Dataset entries
--- --- ---
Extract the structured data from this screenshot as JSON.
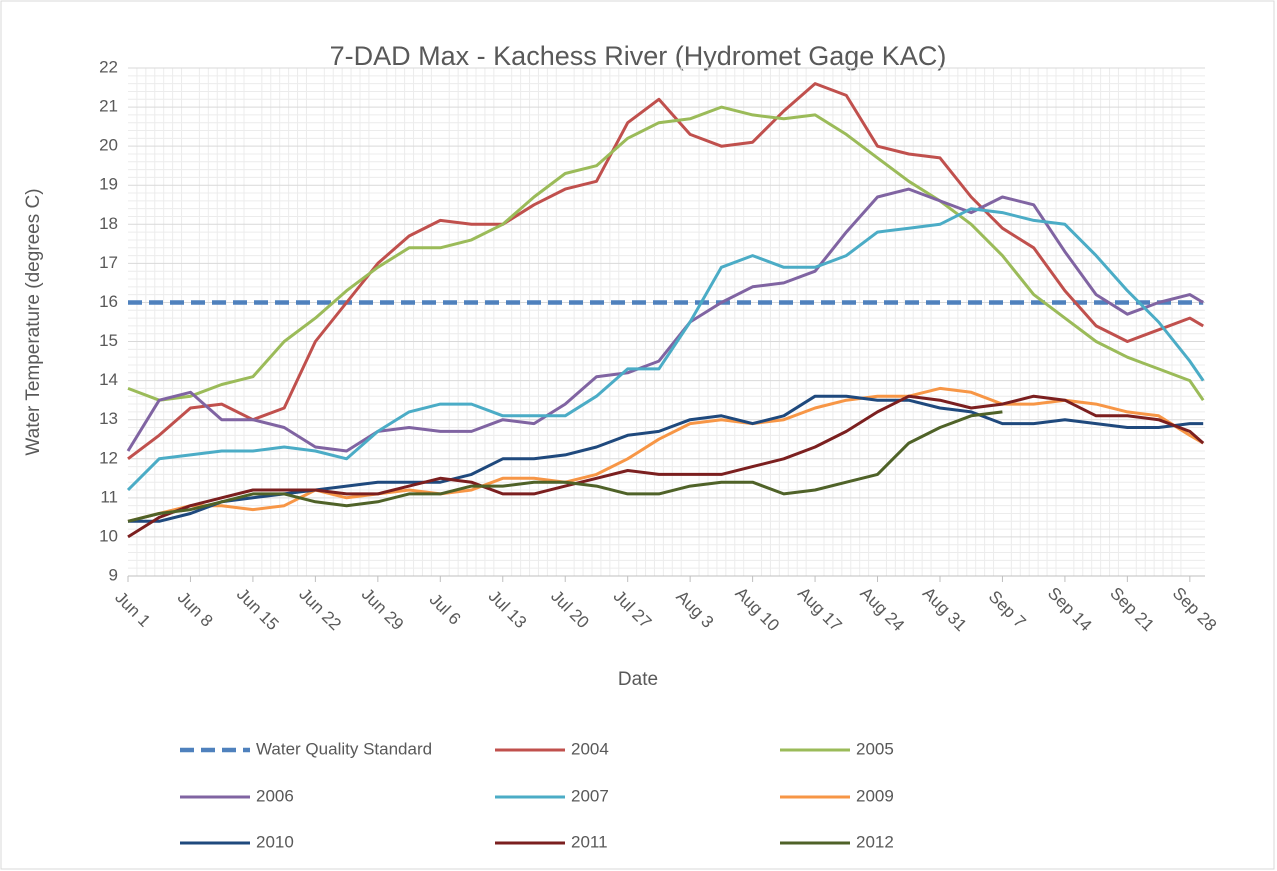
{
  "chart_data": {
    "type": "line",
    "title": "7-DAD Max - Kachess River (Hydromet Gage KAC)",
    "x_label": "Date",
    "y_label": "Water Temperature (degrees C)",
    "x": [
      0,
      3.5,
      7,
      10.5,
      14,
      17.5,
      21,
      24.5,
      28,
      31.5,
      35,
      38.5,
      42,
      45.5,
      49,
      52.5,
      56,
      59.5,
      63,
      66.5,
      70,
      73.5,
      77,
      80.5,
      84,
      87.5,
      91,
      94.5,
      98,
      101.5,
      105,
      108.5,
      112,
      115.5,
      119,
      120.5
    ],
    "xlim": [
      0,
      120.7
    ],
    "xticks": [
      {
        "value": 0,
        "label": "Jun 1"
      },
      {
        "value": 7,
        "label": "Jun 8"
      },
      {
        "value": 14,
        "label": "Jun 15"
      },
      {
        "value": 21,
        "label": "Jun 22"
      },
      {
        "value": 28,
        "label": "Jun 29"
      },
      {
        "value": 35,
        "label": "Jul 6"
      },
      {
        "value": 42,
        "label": "Jul 13"
      },
      {
        "value": 49,
        "label": "Jul 20"
      },
      {
        "value": 56,
        "label": "Jul 27"
      },
      {
        "value": 63,
        "label": "Aug 3"
      },
      {
        "value": 70,
        "label": "Aug 10"
      },
      {
        "value": 77,
        "label": "Aug 17"
      },
      {
        "value": 84,
        "label": "Aug 24"
      },
      {
        "value": 91,
        "label": "Aug 31"
      },
      {
        "value": 98,
        "label": "Sep 7"
      },
      {
        "value": 105,
        "label": "Sep 14"
      },
      {
        "value": 112,
        "label": "Sep 21"
      },
      {
        "value": 119,
        "label": "Sep 28"
      }
    ],
    "ylim": [
      9,
      22
    ],
    "yticks": [
      9,
      10,
      11,
      12,
      13,
      14,
      15,
      16,
      17,
      18,
      19,
      20,
      21,
      22
    ],
    "grid": true,
    "minor_grid": true,
    "legend": "bottom",
    "series": [
      {
        "name": "Water Quality Standard",
        "color": "#4f81bd",
        "dashed": true,
        "values": [
          16,
          16,
          16,
          16,
          16,
          16,
          16,
          16,
          16,
          16,
          16,
          16,
          16,
          16,
          16,
          16,
          16,
          16,
          16,
          16,
          16,
          16,
          16,
          16,
          16,
          16,
          16,
          16,
          16,
          16,
          16,
          16,
          16,
          16,
          16,
          16
        ]
      },
      {
        "name": "2004",
        "color": "#c0504d",
        "values": [
          12.0,
          12.6,
          13.3,
          13.4,
          13.0,
          13.3,
          15.0,
          16.0,
          17.0,
          17.7,
          18.1,
          18.0,
          18.0,
          18.5,
          18.9,
          19.1,
          20.6,
          21.2,
          20.3,
          20.0,
          20.1,
          20.9,
          21.6,
          21.3,
          20.0,
          19.8,
          19.7,
          18.7,
          17.9,
          17.4,
          16.3,
          15.4,
          15.0,
          15.3,
          15.6,
          15.4
        ]
      },
      {
        "name": "2005",
        "color": "#9bbb59",
        "values": [
          13.8,
          13.5,
          13.6,
          13.9,
          14.1,
          15.0,
          15.6,
          16.3,
          16.9,
          17.4,
          17.4,
          17.6,
          18.0,
          18.7,
          19.3,
          19.5,
          20.2,
          20.6,
          20.7,
          21.0,
          20.8,
          20.7,
          20.8,
          20.3,
          19.7,
          19.1,
          18.6,
          18.0,
          17.2,
          16.2,
          15.6,
          15.0,
          14.6,
          14.3,
          14.0,
          13.5
        ]
      },
      {
        "name": "2006",
        "color": "#8064a2",
        "values": [
          12.2,
          13.5,
          13.7,
          13.0,
          13.0,
          12.8,
          12.3,
          12.2,
          12.7,
          12.8,
          12.7,
          12.7,
          13.0,
          12.9,
          13.4,
          14.1,
          14.2,
          14.5,
          15.5,
          16.0,
          16.4,
          16.5,
          16.8,
          17.8,
          18.7,
          18.9,
          18.6,
          18.3,
          18.7,
          18.5,
          17.3,
          16.2,
          15.7,
          16.0,
          16.2,
          16.0
        ]
      },
      {
        "name": "2007",
        "color": "#4bacc6",
        "values": [
          11.2,
          12.0,
          12.1,
          12.2,
          12.2,
          12.3,
          12.2,
          12.0,
          12.7,
          13.2,
          13.4,
          13.4,
          13.1,
          13.1,
          13.1,
          13.6,
          14.3,
          14.3,
          15.5,
          16.9,
          17.2,
          16.9,
          16.9,
          17.2,
          17.8,
          17.9,
          18.0,
          18.4,
          18.3,
          18.1,
          18.0,
          17.2,
          16.3,
          15.5,
          14.5,
          14.0
        ]
      },
      {
        "name": "2009",
        "color": "#f79646",
        "values": [
          10.4,
          10.6,
          10.8,
          10.8,
          10.7,
          10.8,
          11.2,
          11.0,
          11.1,
          11.2,
          11.1,
          11.2,
          11.5,
          11.5,
          11.4,
          11.6,
          12.0,
          12.5,
          12.9,
          13.0,
          12.9,
          13.0,
          13.3,
          13.5,
          13.6,
          13.6,
          13.8,
          13.7,
          13.4,
          13.4,
          13.5,
          13.4,
          13.2,
          13.1,
          12.6,
          12.4
        ]
      },
      {
        "name": "2010",
        "color": "#1f497d",
        "values": [
          10.4,
          10.4,
          10.6,
          10.9,
          11.0,
          11.1,
          11.2,
          11.3,
          11.4,
          11.4,
          11.4,
          11.6,
          12.0,
          12.0,
          12.1,
          12.3,
          12.6,
          12.7,
          13.0,
          13.1,
          12.9,
          13.1,
          13.6,
          13.6,
          13.5,
          13.5,
          13.3,
          13.2,
          12.9,
          12.9,
          13.0,
          12.9,
          12.8,
          12.8,
          12.9,
          12.9
        ]
      },
      {
        "name": "2011",
        "color": "#7b1f1f",
        "values": [
          10.0,
          10.5,
          10.8,
          11.0,
          11.2,
          11.2,
          11.2,
          11.1,
          11.1,
          11.3,
          11.5,
          11.4,
          11.1,
          11.1,
          11.3,
          11.5,
          11.7,
          11.6,
          11.6,
          11.6,
          11.8,
          12.0,
          12.3,
          12.7,
          13.2,
          13.6,
          13.5,
          13.3,
          13.4,
          13.6,
          13.5,
          13.1,
          13.1,
          13.0,
          12.7,
          12.4
        ]
      },
      {
        "name": "2012",
        "color": "#4f6228",
        "values": [
          10.4,
          10.6,
          10.7,
          10.9,
          11.1,
          11.1,
          10.9,
          10.8,
          10.9,
          11.1,
          11.1,
          11.3,
          11.3,
          11.4,
          11.4,
          11.3,
          11.1,
          11.1,
          11.3,
          11.4,
          11.4,
          11.1,
          11.2,
          11.4,
          11.6,
          12.4,
          12.8,
          13.1,
          13.2,
          null,
          null,
          null,
          null,
          null,
          null,
          null
        ]
      }
    ]
  }
}
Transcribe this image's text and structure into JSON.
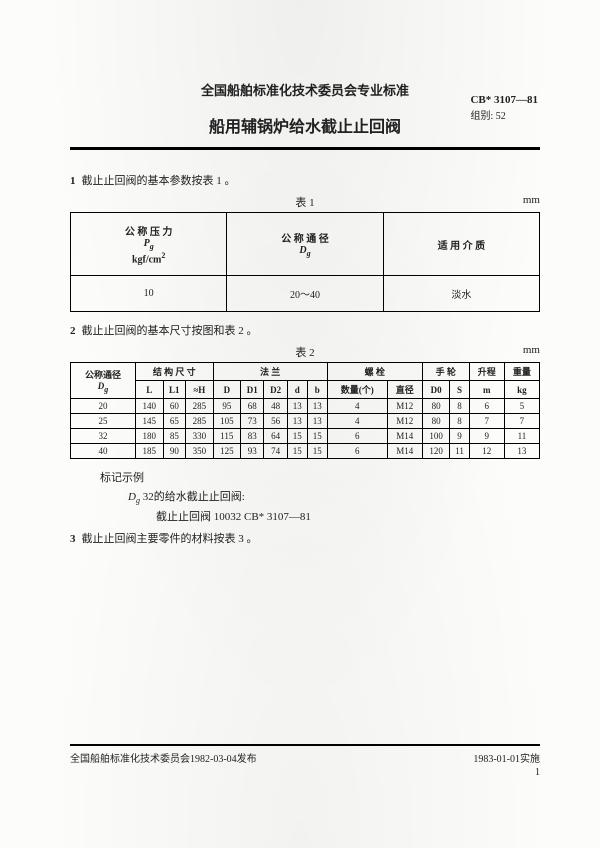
--- --- ---
CHALLENGE:
Locate all lines in the listing above with the word "JSON" and copy them.

COMPLETE ANSWER:
Extract the structured data from this screenshot as JSON.
Transcribe this image's text and structure into JSON.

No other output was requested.